Written problem:
In the data below, locate each line with the word "Smart" and list it.

Input records:

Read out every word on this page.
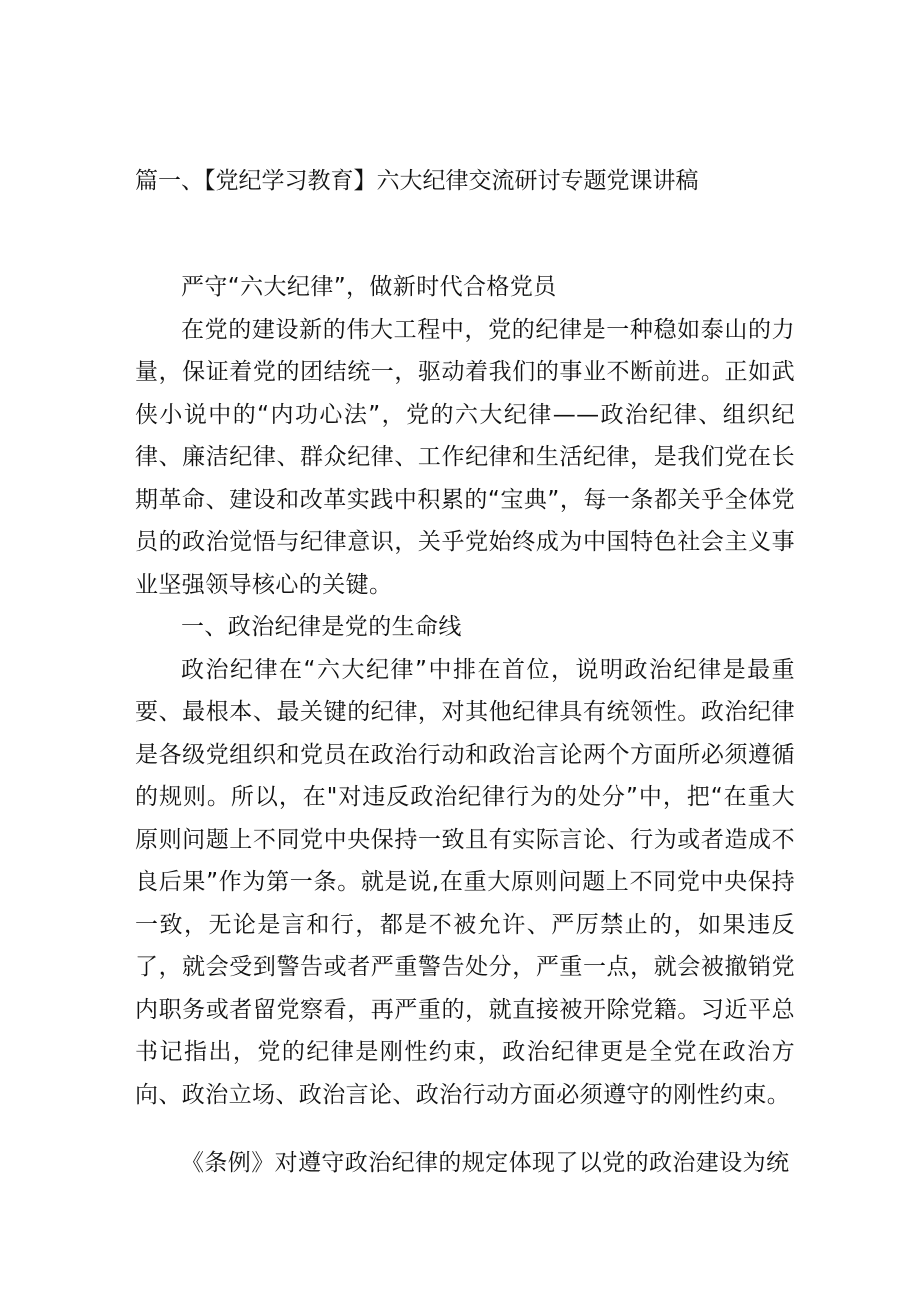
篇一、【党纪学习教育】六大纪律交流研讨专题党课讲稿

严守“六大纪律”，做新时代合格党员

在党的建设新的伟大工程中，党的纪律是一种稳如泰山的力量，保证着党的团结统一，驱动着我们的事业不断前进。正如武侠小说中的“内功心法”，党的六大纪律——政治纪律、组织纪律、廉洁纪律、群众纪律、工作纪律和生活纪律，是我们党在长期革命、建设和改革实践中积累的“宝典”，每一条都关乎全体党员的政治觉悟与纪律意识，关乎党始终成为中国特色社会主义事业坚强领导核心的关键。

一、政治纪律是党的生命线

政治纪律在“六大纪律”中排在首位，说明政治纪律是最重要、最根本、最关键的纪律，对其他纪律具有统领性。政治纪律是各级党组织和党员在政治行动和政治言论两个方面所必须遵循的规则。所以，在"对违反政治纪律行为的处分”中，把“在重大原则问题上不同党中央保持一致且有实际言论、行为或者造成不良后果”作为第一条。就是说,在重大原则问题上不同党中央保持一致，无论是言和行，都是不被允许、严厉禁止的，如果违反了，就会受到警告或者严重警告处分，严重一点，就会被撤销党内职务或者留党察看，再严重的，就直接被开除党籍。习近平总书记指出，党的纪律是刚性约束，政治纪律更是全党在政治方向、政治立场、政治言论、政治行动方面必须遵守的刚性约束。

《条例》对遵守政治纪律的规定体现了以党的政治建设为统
==
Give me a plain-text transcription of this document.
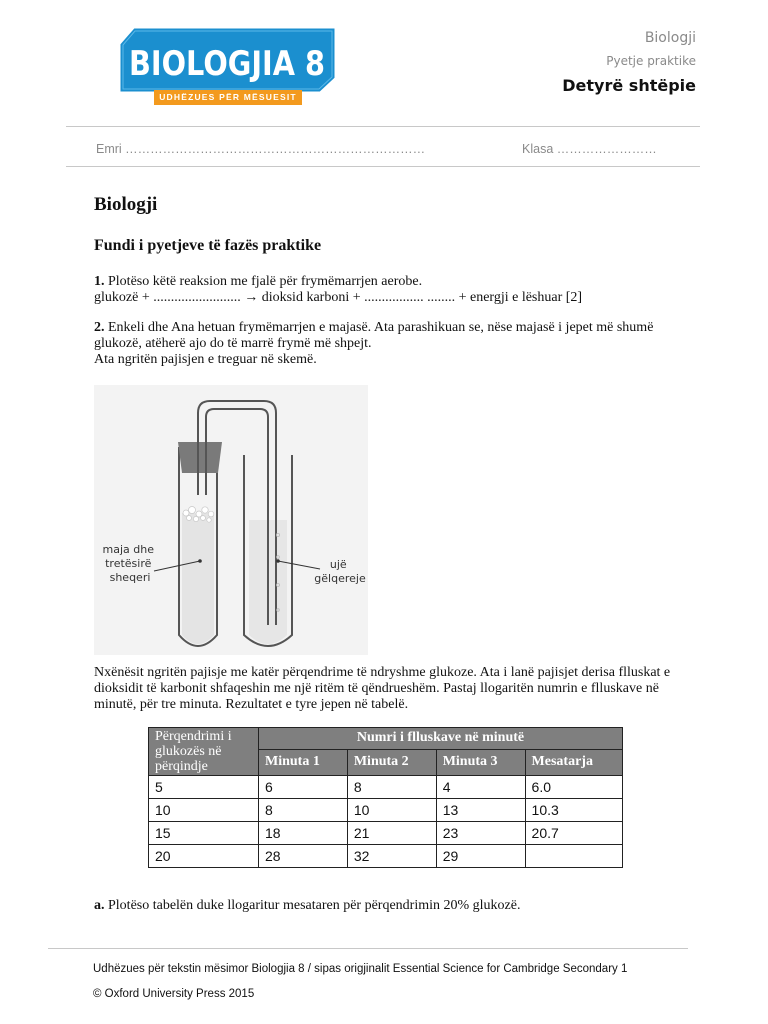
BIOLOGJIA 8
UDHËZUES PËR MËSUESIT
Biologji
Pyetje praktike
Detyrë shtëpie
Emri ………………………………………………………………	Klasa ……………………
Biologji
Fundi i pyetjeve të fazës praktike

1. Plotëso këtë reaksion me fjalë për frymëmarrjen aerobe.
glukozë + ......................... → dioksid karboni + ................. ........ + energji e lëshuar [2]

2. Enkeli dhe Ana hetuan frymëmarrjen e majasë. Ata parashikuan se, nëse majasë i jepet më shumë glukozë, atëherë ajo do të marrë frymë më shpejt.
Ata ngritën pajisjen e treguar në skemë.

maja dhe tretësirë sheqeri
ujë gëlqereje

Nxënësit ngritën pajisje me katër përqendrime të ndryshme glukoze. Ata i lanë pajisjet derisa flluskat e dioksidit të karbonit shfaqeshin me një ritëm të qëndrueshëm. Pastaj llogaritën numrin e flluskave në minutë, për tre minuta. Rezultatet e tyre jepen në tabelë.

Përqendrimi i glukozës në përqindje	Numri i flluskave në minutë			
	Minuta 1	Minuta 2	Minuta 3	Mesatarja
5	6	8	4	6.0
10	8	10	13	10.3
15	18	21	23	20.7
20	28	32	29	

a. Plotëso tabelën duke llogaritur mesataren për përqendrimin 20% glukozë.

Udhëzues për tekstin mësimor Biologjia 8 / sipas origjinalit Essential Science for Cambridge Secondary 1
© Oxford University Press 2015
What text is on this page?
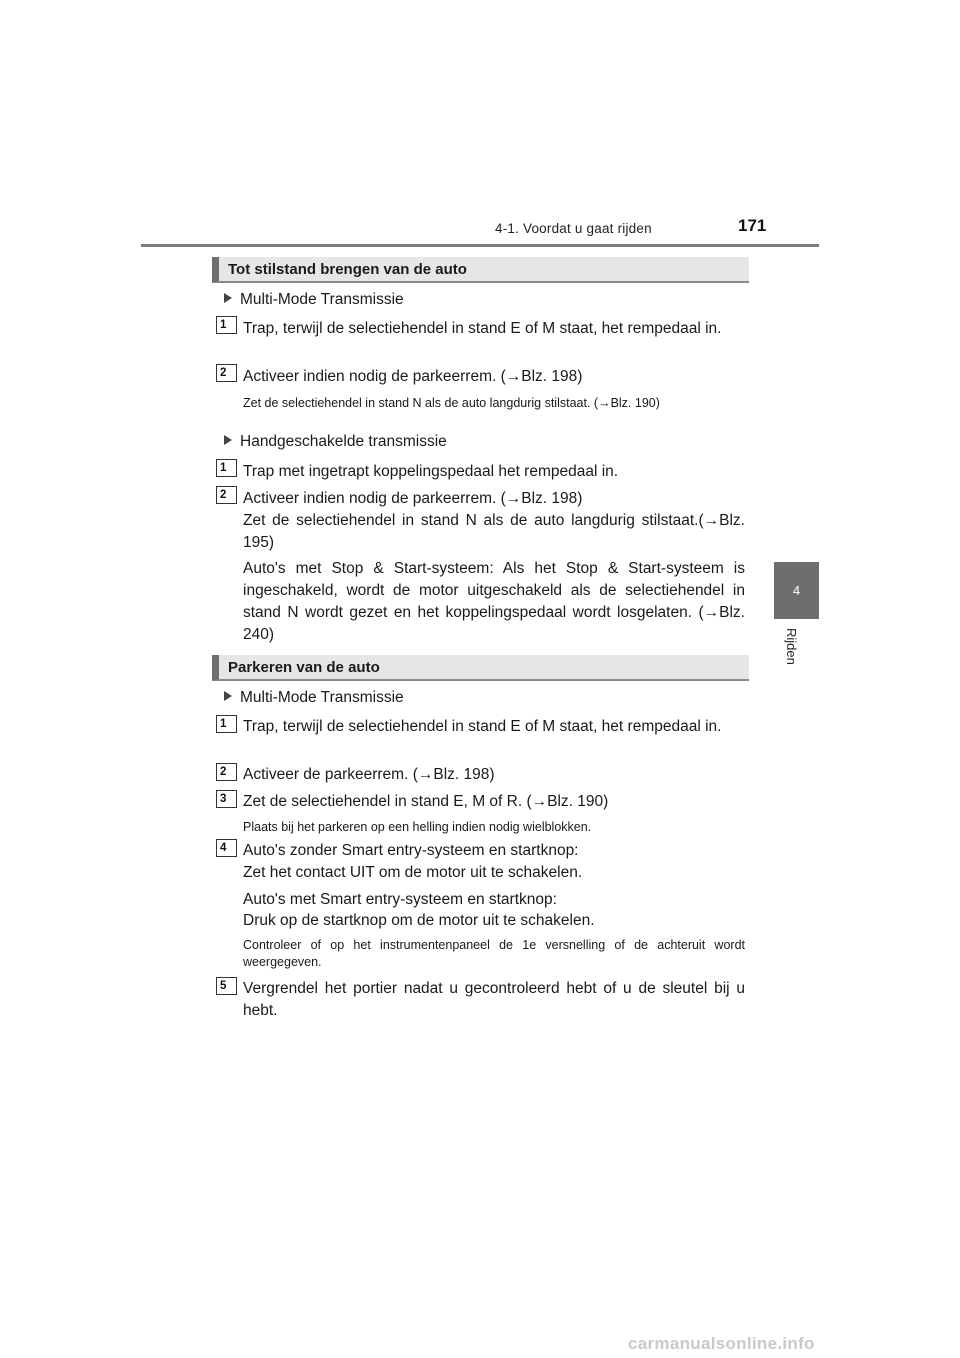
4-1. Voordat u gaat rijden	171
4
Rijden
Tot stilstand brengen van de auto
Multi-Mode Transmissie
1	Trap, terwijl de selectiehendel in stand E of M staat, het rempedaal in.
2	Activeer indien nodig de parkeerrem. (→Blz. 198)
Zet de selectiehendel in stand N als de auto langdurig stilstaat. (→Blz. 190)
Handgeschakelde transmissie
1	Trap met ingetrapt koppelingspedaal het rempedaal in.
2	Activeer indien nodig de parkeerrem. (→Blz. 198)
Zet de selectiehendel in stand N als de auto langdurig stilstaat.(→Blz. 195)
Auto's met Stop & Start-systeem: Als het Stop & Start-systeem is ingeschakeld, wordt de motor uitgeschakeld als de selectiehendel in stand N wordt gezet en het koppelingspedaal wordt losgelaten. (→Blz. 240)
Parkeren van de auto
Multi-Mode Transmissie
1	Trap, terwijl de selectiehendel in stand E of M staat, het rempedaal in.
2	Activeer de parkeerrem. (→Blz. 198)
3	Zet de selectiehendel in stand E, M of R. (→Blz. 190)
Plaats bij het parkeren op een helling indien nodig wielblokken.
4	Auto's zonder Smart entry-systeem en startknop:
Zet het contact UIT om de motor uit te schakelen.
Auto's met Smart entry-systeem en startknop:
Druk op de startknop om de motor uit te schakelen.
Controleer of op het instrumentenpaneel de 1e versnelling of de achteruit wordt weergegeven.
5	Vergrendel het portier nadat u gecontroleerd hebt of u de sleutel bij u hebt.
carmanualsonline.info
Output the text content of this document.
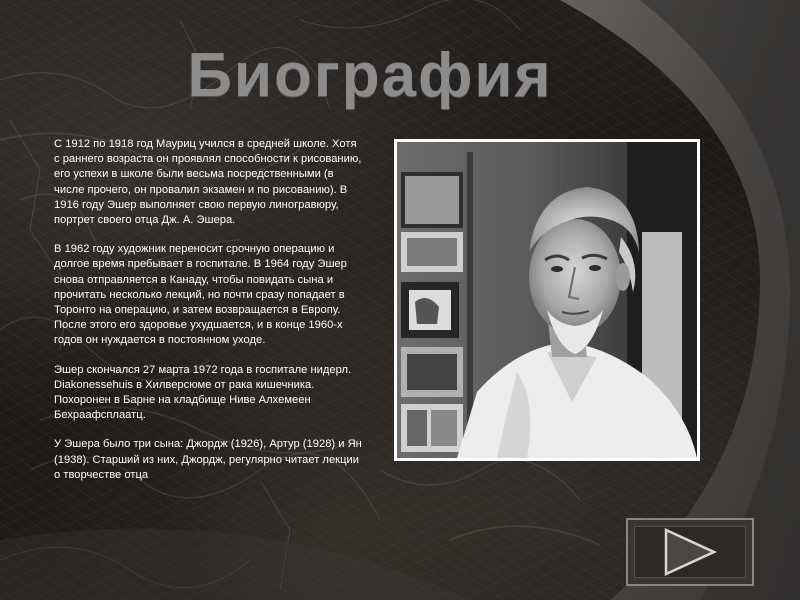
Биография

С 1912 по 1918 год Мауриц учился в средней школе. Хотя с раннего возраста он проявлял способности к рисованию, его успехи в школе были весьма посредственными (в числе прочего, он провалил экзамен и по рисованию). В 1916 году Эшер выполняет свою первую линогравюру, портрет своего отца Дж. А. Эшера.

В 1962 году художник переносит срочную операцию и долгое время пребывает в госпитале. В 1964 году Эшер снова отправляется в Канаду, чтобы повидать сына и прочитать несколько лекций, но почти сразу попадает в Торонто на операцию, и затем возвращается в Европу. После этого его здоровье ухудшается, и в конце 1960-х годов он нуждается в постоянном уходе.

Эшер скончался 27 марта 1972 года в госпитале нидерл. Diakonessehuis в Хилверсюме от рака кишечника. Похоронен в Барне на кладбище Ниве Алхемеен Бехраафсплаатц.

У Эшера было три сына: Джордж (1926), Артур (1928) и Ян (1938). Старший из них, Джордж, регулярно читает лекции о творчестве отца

The completed task:
4	Auto's zonder Smart entry-systeem en startknop:
Auto's met Smart entry-systeem en startknop:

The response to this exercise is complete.